Exercise requirements → Your task is to tally the lines of the listing containing the word "this" and report the figure alone.
-- Start Items --
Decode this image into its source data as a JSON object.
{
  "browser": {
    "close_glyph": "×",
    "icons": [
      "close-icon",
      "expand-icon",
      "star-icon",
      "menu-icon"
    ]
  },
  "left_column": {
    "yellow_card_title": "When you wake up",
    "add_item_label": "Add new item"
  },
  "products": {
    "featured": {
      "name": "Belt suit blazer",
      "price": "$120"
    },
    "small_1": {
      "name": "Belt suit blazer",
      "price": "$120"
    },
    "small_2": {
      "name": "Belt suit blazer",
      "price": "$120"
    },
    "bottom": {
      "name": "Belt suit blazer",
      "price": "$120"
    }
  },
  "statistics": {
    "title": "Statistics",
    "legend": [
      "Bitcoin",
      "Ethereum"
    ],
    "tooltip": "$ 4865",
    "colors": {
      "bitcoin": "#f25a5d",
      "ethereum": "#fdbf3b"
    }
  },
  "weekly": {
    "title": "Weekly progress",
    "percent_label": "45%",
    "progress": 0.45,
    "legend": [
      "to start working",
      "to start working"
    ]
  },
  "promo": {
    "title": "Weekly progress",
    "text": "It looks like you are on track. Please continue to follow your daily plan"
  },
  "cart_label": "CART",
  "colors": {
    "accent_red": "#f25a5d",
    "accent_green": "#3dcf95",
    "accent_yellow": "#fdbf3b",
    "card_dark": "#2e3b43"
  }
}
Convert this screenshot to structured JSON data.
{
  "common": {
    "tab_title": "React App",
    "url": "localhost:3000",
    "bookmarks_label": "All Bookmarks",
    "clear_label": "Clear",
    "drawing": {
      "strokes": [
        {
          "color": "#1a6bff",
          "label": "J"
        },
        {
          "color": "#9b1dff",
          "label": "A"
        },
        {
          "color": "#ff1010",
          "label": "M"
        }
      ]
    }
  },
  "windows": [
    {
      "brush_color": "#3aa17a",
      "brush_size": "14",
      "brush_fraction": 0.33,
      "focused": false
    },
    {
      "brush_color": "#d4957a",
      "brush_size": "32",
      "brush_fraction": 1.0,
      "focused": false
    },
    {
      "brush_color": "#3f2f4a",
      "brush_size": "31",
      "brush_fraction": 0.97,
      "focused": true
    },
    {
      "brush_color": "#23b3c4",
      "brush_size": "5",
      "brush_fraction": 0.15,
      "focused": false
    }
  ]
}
-- End Items --
Completed exercise → 2